# HP Photosmart C3180 All-in-One Won't scan "unable to establish two-way communication



## flick1284 (Feb 29, 2008)

*HP Photosmart C3180 All-in-One Won't scan "unable to establish two-way communication*

I have an Hp Photosmart C3180 and whenever I hit the scan button it, nothing happens. When I try to scan from the computer hp director, it says "unable to establish two-communication" with the device. It shows the same message when I try to check the ink levels from my computer. It prints and copies just fine. Any ideas would really help. Thanks.


----------



## Ryec (Jun 6, 2008)

*Re: HP Photosmart C3180 All-in-One Won't scan "unable to establish two-way communicat*

I came across this similar problem and spent days trying to figure it out. I knew I was close when I tried to start the HPZ12 service and it kept failing with "unable to find the specified file". I traced it with a process monitor and found that it was looking for a registry key that was not present. Specifically:

HKLM\System\CurrentCosntrolSet\Services\Pml Driver HPZ12\Parameters

It was looking for the string:

ServiceDLL 

which should be set to:

C:\WINDOWS\system32\HPZipm12.dll

(or something similar).
★ ★ ★ ★ ★ ★ ★
- **Problem statement**
Reproduce the forum thread above about the HP Photosmart C3180 scanning error word for word, in full.

- **Recorded data**
★ ★ ★ ★ ★ ★ ★
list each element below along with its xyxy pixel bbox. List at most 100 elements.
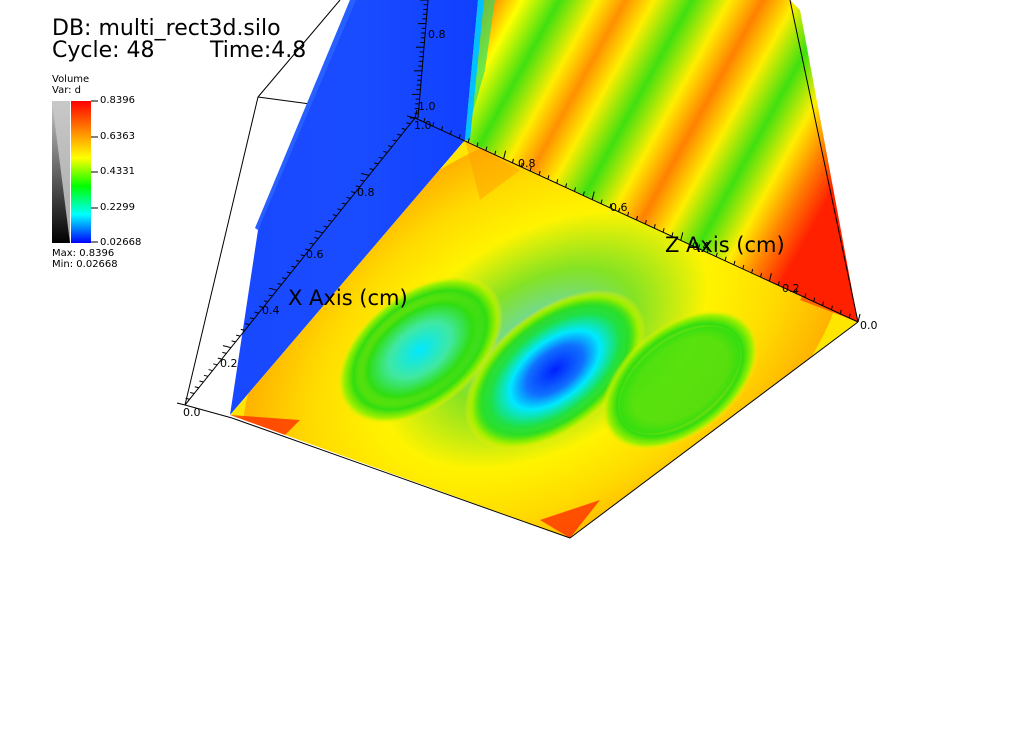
legend-max-label: Max: 0.8396 — [52, 248, 115, 259]
axis-tick — [751, 268, 754, 274]
axis-tick — [760, 272, 763, 278]
axis-tick — [768, 273, 772, 282]
axis-tick — [786, 285, 789, 290]
axis-tick — [680, 232, 684, 241]
axis-tick — [423, 117, 426, 123]
z-axis-tick-labels: 0.0 0.2 0.4 0.6 0.8 — [518, 157, 878, 332]
axis-tick — [222, 351, 227, 354]
axis-tick — [724, 256, 727, 261]
axis-tick — [236, 334, 241, 337]
axis-tick — [644, 219, 647, 225]
axis-tick — [337, 208, 342, 211]
legend-tick-label: 0.6363 — [100, 131, 135, 142]
axis-tick — [360, 179, 365, 182]
axis-tick — [194, 386, 199, 389]
axis-tick — [671, 232, 674, 237]
x-tick-label: 0.0 — [183, 406, 201, 419]
axis-tick — [231, 340, 236, 343]
axis-tick — [529, 166, 532, 172]
cycle-label: Cycle: 48 — [52, 38, 155, 63]
legend-tick-label: 0.8396 — [100, 95, 135, 106]
x-tick-label: 0.6 — [306, 248, 324, 261]
z-tick-label: 0.8 — [518, 157, 536, 170]
axis-tick — [291, 265, 296, 268]
axis-tick — [401, 127, 406, 130]
axis-tick — [600, 199, 603, 204]
legend-title: Volume — [52, 74, 90, 85]
axis-tick — [458, 134, 461, 139]
axis-tick — [314, 230, 324, 234]
z-tick-label: 0.2 — [782, 282, 800, 295]
axis-tick — [565, 183, 568, 188]
axis-tick-marks — [176, 0, 861, 406]
axis-tick — [449, 130, 452, 135]
axis-tick — [332, 214, 337, 217]
axis-tick — [277, 282, 282, 285]
axis-tick — [286, 271, 291, 274]
axis-tick — [804, 293, 807, 298]
axis-tick — [369, 168, 374, 171]
axis-tick — [618, 207, 621, 212]
axis-tick — [185, 397, 190, 400]
color-ramp — [71, 101, 91, 243]
x-tick-label: 0.8 — [357, 186, 375, 199]
axis-tick — [538, 170, 541, 176]
axis-tick — [341, 202, 347, 205]
axis-tick — [328, 219, 333, 222]
axis-tick — [254, 311, 259, 314]
axis-tick — [698, 244, 701, 249]
axis-tick — [813, 297, 816, 302]
axis-tick — [503, 150, 507, 159]
axis-tick — [414, 109, 418, 119]
axis-tick — [268, 294, 273, 297]
axis-tick — [485, 146, 488, 151]
axis-tick — [662, 228, 665, 233]
axis-tick — [733, 260, 736, 266]
axis-tick — [295, 260, 301, 262]
corner-tick-label: 1.0 — [414, 119, 432, 132]
axis-tick — [309, 242, 314, 245]
axis-tick — [374, 162, 379, 165]
axis-tick — [222, 345, 232, 349]
axis-tick — [511, 158, 514, 164]
axis-tick — [240, 328, 245, 331]
axis-tick — [259, 305, 264, 308]
axis-tick — [582, 191, 585, 196]
x-tick-label: 0.4 — [262, 304, 280, 317]
axis-tick — [383, 150, 388, 153]
axis-tick — [300, 254, 305, 257]
axis-tick — [795, 289, 798, 294]
axis-tick — [176, 402, 186, 406]
axis-tick — [556, 179, 559, 184]
axis-tick — [355, 185, 360, 188]
axis-tick — [245, 323, 250, 326]
legend-min-label: Min: 0.02668 — [52, 259, 118, 270]
time-label: Time:4.8 — [210, 38, 307, 63]
axis-tick — [282, 277, 287, 280]
axis-tick — [591, 191, 595, 200]
axis-tick — [573, 187, 576, 192]
axis-tick — [742, 264, 745, 270]
x-axis-title: X Axis (cm) — [288, 286, 408, 310]
x-axis-tick-labels: 0.0 0.2 0.4 0.6 0.8 1.0 — [183, 119, 432, 419]
axis-tick — [199, 380, 204, 383]
axis-tick — [636, 215, 638, 221]
axis-tick — [494, 150, 497, 155]
axis-tick — [547, 175, 550, 180]
axis-tick — [839, 309, 842, 314]
z-tick-label: 0.6 — [610, 201, 628, 214]
axis-tick — [217, 357, 222, 360]
x-tick-label: 0.2 — [220, 357, 238, 370]
database-label: DB: multi_rect3d.silo — [52, 16, 281, 41]
y-tick-label: 1.0 — [418, 100, 436, 113]
axis-tick — [857, 313, 861, 323]
axis-tick — [263, 300, 268, 303]
axis-tick — [822, 301, 825, 306]
axis-tick — [378, 156, 383, 159]
axis-tick — [441, 126, 444, 131]
axis-tick — [397, 133, 402, 136]
axis-tick — [249, 317, 255, 320]
axis-tick — [777, 281, 780, 286]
★ ★ ★ ★ ★ ★ ★
- **Answer to the problem**
# HP Photosmart C3180 All-in-One Won't scan "unable to establish two-way communication



## flick1284 (Feb 29, 2008)

*HP Photosmart C3180 All-in-One Won't scan "unable to establish two-way communication*

I have an Hp Photosmart C3180 and whenever I hit the scan button it, nothing happens. When I try to scan from the computer hp director, it says "unable to establish two-communication" with the device. It shows the same message when I try to check the ink levels from my computer. It prints and copies just fine. Any ideas would really help. Thanks.


----------



## Ryec (Jun 6, 2008)

*Re: HP Photosmart C3180 All-in-One Won't scan "unable to establish two-way communicat*

I came across this similar problem and spent days trying to figure it out. I knew I was close when I tried to start the HPZ12 service and it kept failing with "unable to find the specified file". I traced it with a process monitor and found that it was looking for a registry key that was not present. Specifically:

HKLM\System\CurrentCosntrolSet\Services\Pml Driver HPZ12\Parameters

It was looking for the string:

ServiceDLL 

which should be set to:

C:\WINDOWS\system32\HPZipm12.dll

(or something similar).